§ **STORED DATA**:
^^^^

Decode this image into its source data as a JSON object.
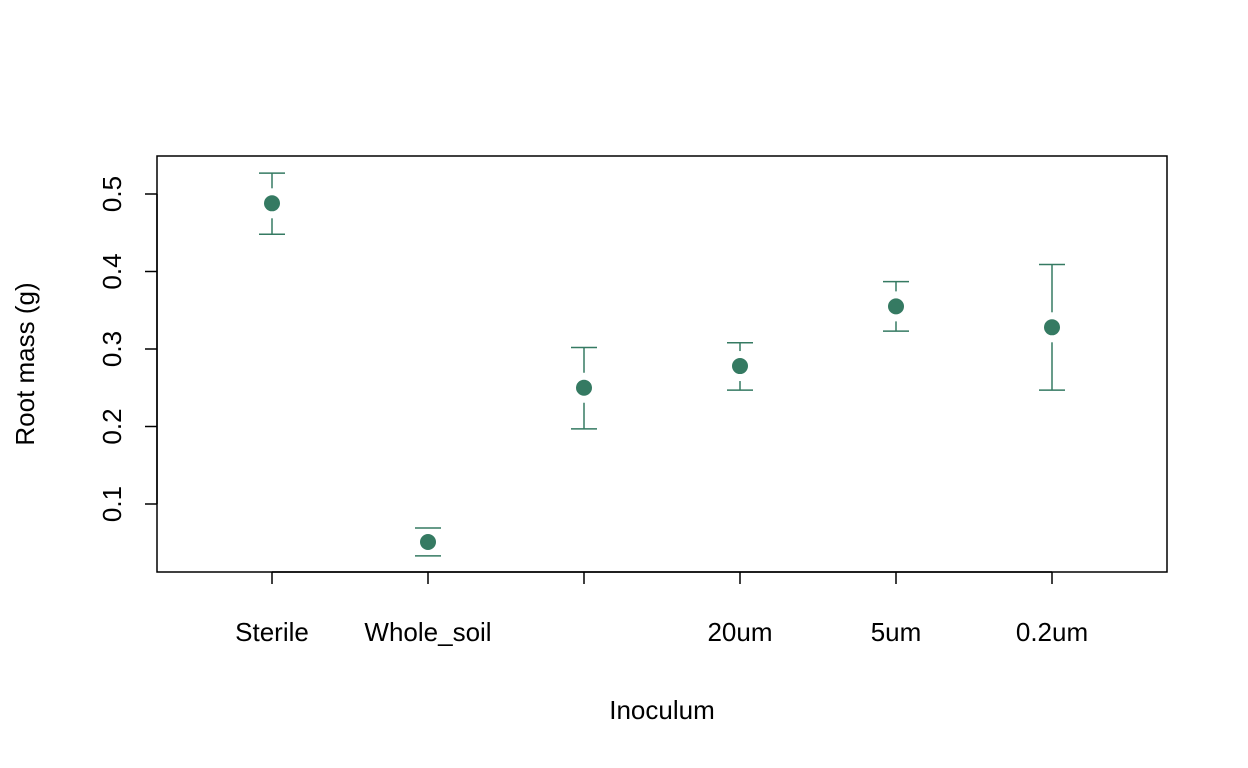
{
  "chart_data": {
    "type": "scatter",
    "title": "",
    "xlabel": "Inoculum",
    "ylabel": "Root mass (g)",
    "categories": [
      "Sterile",
      "Whole_soil",
      "",
      "20um",
      "5um",
      "0.2um"
    ],
    "series": [
      {
        "values": [
          0.488,
          0.051,
          0.25,
          0.278,
          0.355,
          0.328
        ],
        "lower": [
          0.448,
          0.033,
          0.197,
          0.247,
          0.323,
          0.247
        ],
        "upper": [
          0.527,
          0.069,
          0.302,
          0.308,
          0.387,
          0.409
        ]
      }
    ],
    "ylim": [
      0.03,
      0.55
    ],
    "yticks": [
      0.1,
      0.2,
      0.3,
      0.4,
      0.5
    ],
    "ytick_labels": [
      "0.1",
      "0.2",
      "0.3",
      "0.4",
      "0.5"
    ],
    "grid": false,
    "legend": "none",
    "colors": {
      "marker": "#357a62",
      "axis": "#000000"
    }
  }
}
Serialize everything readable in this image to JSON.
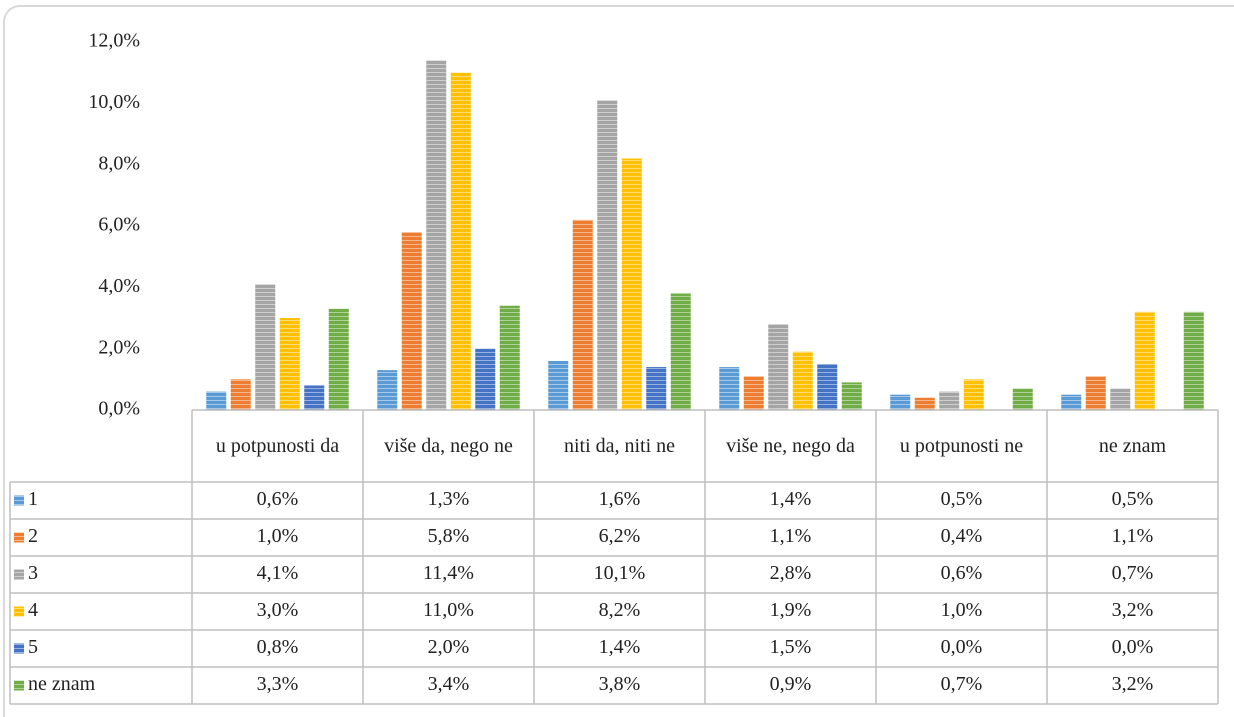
{
  "chart_data": {
    "type": "bar",
    "categories": [
      "u potpunosti da",
      "više da, nego ne",
      "niti da, niti ne",
      "više ne, nego da",
      "u potpunosti ne",
      "ne znam"
    ],
    "series": [
      {
        "name": "1",
        "color": "#5b9bd5",
        "values": [
          0.6,
          1.3,
          1.6,
          1.4,
          0.5,
          0.5
        ],
        "value_labels": [
          "0,6%",
          "1,3%",
          "1,6%",
          "1,4%",
          "0,5%",
          "0,5%"
        ]
      },
      {
        "name": "2",
        "color": "#ed7d31",
        "values": [
          1.0,
          5.8,
          6.2,
          1.1,
          0.4,
          1.1
        ],
        "value_labels": [
          "1,0%",
          "5,8%",
          "6,2%",
          "1,1%",
          "0,4%",
          "1,1%"
        ]
      },
      {
        "name": "3",
        "color": "#a5a5a5",
        "values": [
          4.1,
          11.4,
          10.1,
          2.8,
          0.6,
          0.7
        ],
        "value_labels": [
          "4,1%",
          "11,4%",
          "10,1%",
          "2,8%",
          "0,6%",
          "0,7%"
        ]
      },
      {
        "name": "4",
        "color": "#ffc000",
        "values": [
          3.0,
          11.0,
          8.2,
          1.9,
          1.0,
          3.2
        ],
        "value_labels": [
          "3,0%",
          "11,0%",
          "8,2%",
          "1,9%",
          "1,0%",
          "3,2%"
        ]
      },
      {
        "name": "5",
        "color": "#4472c4",
        "values": [
          0.8,
          2.0,
          1.4,
          1.5,
          0.0,
          0.0
        ],
        "value_labels": [
          "0,8%",
          "2,0%",
          "1,4%",
          "1,5%",
          "0,0%",
          "0,0%"
        ]
      },
      {
        "name": "ne znam",
        "color": "#70ad47",
        "values": [
          3.3,
          3.4,
          3.8,
          0.9,
          0.7,
          3.2
        ],
        "value_labels": [
          "3,3%",
          "3,4%",
          "3,8%",
          "0,9%",
          "0,7%",
          "3,2%"
        ]
      }
    ],
    "ylim": [
      0,
      12
    ],
    "yticks": [
      {
        "value": 0,
        "label": "0,0%"
      },
      {
        "value": 2,
        "label": "2,0%"
      },
      {
        "value": 4,
        "label": "4,0%"
      },
      {
        "value": 6,
        "label": "6,0%"
      },
      {
        "value": 8,
        "label": "8,0%"
      },
      {
        "value": 10,
        "label": "10,0%"
      },
      {
        "value": 12,
        "label": "12,0%"
      }
    ],
    "grid": false
  }
}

^^^^

§ **WHAT TO DO**: Give the material again exactly as it is, but keep the pictures out.

§ **RESULT OF THIS TASK**:
Decode this image into its source data as a JSON object.
{
  "chart_data": {
    "type": "scatter",
    "title": "",
    "xlabel": "Inoculum",
    "ylabel": "Root mass (g)",
    "categories": [
      "Sterile",
      "Whole_soil",
      "",
      "20um",
      "5um",
      "0.2um"
    ],
    "series": [
      {
        "values": [
          0.488,
          0.051,
          0.25,
          0.278,
          0.355,
          0.328
        ],
        "lower": [
          0.448,
          0.033,
          0.197,
          0.247,
          0.323,
          0.247
        ],
        "upper": [
          0.527,
          0.069,
          0.302,
          0.308,
          0.387,
          0.409
        ]
      }
    ],
    "ylim": [
      0.03,
      0.55
    ],
    "yticks": [
      0.1,
      0.2,
      0.3,
      0.4,
      0.5
    ],
    "ytick_labels": [
      "0.1",
      "0.2",
      "0.3",
      "0.4",
      "0.5"
    ],
    "grid": false,
    "legend": "none",
    "colors": {
      "marker": "#357a62",
      "axis": "#000000"
    }
  }
}
Serialize everything readable in this image to JSON.
{
  "chart_data": {
    "type": "bar",
    "categories": [
      "u potpunosti da",
      "više da, nego ne",
      "niti da, niti ne",
      "više ne, nego da",
      "u potpunosti ne",
      "ne znam"
    ],
    "series": [
      {
        "name": "1",
        "color": "#5b9bd5",
        "values": [
          0.6,
          1.3,
          1.6,
          1.4,
          0.5,
          0.5
        ],
        "value_labels": [
          "0,6%",
          "1,3%",
          "1,6%",
          "1,4%",
          "0,5%",
          "0,5%"
        ]
      },
      {
        "name": "2",
        "color": "#ed7d31",
        "values": [
          1.0,
          5.8,
          6.2,
          1.1,
          0.4,
          1.1
        ],
        "value_labels": [
          "1,0%",
          "5,8%",
          "6,2%",
          "1,1%",
          "0,4%",
          "1,1%"
        ]
      },
      {
        "name": "3",
        "color": "#a5a5a5",
        "values": [
          4.1,
          11.4,
          10.1,
          2.8,
          0.6,
          0.7
        ],
        "value_labels": [
          "4,1%",
          "11,4%",
          "10,1%",
          "2,8%",
          "0,6%",
          "0,7%"
        ]
      },
      {
        "name": "4",
        "color": "#ffc000",
        "values": [
          3.0,
          11.0,
          8.2,
          1.9,
          1.0,
          3.2
        ],
        "value_labels": [
          "3,0%",
          "11,0%",
          "8,2%",
          "1,9%",
          "1,0%",
          "3,2%"
        ]
      },
      {
        "name": "5",
        "color": "#4472c4",
        "values": [
          0.8,
          2.0,
          1.4,
          1.5,
          0.0,
          0.0
        ],
        "value_labels": [
          "0,8%",
          "2,0%",
          "1,4%",
          "1,5%",
          "0,0%",
          "0,0%"
        ]
      },
      {
        "name": "ne znam",
        "color": "#70ad47",
        "values": [
          3.3,
          3.4,
          3.8,
          0.9,
          0.7,
          3.2
        ],
        "value_labels": [
          "3,3%",
          "3,4%",
          "3,8%",
          "0,9%",
          "0,7%",
          "3,2%"
        ]
      }
    ],
    "ylim": [
      0,
      12
    ],
    "yticks": [
      {
        "value": 0,
        "label": "0,0%"
      },
      {
        "value": 2,
        "label": "2,0%"
      },
      {
        "value": 4,
        "label": "4,0%"
      },
      {
        "value": 6,
        "label": "6,0%"
      },
      {
        "value": 8,
        "label": "8,0%"
      },
      {
        "value": 10,
        "label": "10,0%"
      },
      {
        "value": 12,
        "label": "12,0%"
      }
    ],
    "grid": false
  }
}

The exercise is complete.